- Set task -
Scan the listing that follows and report how many lines contain "maria". Write the number alone.

▼

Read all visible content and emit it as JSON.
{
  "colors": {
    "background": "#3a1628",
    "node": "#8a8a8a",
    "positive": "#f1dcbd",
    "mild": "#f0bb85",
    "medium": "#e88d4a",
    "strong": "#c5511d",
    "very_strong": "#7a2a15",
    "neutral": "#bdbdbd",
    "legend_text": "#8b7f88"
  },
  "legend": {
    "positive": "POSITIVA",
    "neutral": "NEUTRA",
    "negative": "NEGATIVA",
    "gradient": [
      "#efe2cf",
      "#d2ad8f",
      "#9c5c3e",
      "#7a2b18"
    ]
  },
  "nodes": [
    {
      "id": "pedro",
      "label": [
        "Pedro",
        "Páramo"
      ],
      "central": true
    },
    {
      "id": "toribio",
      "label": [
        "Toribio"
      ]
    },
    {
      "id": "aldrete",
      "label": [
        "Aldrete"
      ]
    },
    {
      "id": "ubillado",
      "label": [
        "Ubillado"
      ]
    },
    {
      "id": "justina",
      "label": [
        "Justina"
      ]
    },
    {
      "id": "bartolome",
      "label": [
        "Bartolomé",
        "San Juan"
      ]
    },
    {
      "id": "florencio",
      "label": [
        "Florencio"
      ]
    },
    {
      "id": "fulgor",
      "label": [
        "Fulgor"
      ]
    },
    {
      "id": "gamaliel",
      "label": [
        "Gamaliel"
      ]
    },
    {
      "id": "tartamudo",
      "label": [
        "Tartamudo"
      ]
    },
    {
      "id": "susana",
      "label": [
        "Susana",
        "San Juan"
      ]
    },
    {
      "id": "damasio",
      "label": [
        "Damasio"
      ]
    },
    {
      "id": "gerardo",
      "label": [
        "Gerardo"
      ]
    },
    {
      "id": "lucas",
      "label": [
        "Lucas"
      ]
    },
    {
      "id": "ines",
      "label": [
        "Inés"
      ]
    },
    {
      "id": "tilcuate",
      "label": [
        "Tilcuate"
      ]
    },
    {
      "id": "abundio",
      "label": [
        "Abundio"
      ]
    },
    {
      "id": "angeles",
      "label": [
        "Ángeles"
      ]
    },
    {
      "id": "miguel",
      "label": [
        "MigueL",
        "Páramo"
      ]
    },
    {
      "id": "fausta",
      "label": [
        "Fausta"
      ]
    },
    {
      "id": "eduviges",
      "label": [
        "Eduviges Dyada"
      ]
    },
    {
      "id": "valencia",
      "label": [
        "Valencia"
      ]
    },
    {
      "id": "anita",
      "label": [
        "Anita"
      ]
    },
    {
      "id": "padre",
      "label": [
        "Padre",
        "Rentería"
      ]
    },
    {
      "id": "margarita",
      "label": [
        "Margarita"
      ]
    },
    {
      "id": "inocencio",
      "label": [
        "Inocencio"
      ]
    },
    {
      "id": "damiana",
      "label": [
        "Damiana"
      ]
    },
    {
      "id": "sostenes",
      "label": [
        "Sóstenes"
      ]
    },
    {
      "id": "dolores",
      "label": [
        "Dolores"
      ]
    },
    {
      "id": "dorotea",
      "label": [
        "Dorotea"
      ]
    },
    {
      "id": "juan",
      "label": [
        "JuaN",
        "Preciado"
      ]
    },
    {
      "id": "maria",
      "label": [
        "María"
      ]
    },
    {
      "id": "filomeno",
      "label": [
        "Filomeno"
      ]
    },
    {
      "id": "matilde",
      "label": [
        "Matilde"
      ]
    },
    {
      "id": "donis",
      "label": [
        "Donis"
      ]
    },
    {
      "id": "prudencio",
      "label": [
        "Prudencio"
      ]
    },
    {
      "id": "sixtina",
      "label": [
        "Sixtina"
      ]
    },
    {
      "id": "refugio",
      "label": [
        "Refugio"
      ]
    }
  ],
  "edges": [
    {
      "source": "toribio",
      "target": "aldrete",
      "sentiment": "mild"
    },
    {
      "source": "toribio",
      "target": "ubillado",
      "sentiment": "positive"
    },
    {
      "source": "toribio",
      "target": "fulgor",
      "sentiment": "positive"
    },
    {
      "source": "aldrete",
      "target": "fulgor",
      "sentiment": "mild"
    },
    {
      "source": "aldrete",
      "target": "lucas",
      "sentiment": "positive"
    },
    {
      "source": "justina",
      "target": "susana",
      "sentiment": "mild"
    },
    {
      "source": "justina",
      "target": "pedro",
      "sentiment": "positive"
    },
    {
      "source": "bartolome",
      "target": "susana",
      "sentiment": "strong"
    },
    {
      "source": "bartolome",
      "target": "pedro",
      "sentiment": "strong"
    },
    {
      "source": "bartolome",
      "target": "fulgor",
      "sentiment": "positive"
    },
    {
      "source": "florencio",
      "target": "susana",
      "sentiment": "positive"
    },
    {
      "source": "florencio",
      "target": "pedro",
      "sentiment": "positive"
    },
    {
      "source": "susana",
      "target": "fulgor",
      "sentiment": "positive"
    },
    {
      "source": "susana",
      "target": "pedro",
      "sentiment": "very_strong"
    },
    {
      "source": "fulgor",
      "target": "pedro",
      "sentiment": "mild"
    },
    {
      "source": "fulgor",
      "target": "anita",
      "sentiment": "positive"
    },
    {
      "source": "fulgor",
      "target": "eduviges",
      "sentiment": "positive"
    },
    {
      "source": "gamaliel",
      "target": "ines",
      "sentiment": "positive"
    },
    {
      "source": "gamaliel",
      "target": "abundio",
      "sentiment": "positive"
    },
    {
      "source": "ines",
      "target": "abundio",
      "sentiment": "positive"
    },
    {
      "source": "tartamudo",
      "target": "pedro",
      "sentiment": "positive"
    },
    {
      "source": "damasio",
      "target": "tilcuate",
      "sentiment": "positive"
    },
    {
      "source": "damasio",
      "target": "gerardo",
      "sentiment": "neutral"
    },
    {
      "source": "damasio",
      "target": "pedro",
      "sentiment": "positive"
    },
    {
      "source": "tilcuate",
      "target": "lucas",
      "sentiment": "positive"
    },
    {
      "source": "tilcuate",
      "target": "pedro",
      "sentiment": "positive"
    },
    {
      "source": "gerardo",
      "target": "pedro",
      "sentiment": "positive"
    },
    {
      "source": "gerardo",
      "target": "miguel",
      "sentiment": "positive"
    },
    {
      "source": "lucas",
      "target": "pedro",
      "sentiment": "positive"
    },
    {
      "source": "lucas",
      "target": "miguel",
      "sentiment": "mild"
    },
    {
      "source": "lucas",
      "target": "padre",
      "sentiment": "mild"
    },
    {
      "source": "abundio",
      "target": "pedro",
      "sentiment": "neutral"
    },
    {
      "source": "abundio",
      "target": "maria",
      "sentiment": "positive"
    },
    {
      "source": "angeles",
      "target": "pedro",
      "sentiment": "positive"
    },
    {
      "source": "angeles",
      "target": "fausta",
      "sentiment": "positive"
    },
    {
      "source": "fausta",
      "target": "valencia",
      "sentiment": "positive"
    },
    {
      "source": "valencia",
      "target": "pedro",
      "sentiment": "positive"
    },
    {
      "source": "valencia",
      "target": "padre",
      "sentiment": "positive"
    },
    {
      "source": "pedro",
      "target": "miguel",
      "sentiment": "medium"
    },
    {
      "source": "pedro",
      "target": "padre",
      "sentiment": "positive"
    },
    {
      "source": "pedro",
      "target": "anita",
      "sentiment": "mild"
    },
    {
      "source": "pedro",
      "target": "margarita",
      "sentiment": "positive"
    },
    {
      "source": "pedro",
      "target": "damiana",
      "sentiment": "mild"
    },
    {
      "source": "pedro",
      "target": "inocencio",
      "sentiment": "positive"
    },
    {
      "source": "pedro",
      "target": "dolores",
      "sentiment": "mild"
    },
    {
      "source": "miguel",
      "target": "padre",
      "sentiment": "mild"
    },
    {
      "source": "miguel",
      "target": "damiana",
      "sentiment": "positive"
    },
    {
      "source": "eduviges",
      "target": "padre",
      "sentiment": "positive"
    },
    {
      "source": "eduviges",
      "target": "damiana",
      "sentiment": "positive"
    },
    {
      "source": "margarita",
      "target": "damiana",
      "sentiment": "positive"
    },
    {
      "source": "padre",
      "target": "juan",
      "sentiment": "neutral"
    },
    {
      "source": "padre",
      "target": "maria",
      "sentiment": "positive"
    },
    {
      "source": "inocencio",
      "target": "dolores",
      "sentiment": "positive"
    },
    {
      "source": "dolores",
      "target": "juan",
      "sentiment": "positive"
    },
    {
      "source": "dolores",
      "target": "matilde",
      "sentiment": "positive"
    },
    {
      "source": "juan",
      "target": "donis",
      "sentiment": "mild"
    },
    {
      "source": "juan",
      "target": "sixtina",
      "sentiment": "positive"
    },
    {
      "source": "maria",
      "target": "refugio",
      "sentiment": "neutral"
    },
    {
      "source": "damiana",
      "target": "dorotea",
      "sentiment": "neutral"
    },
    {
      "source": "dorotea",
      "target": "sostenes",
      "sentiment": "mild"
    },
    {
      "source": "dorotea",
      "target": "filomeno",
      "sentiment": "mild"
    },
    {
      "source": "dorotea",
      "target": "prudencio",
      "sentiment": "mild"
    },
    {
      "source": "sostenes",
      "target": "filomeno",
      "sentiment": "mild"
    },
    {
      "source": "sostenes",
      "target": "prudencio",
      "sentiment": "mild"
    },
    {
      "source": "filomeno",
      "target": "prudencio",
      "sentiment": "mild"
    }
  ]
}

▲

- Answer below -
4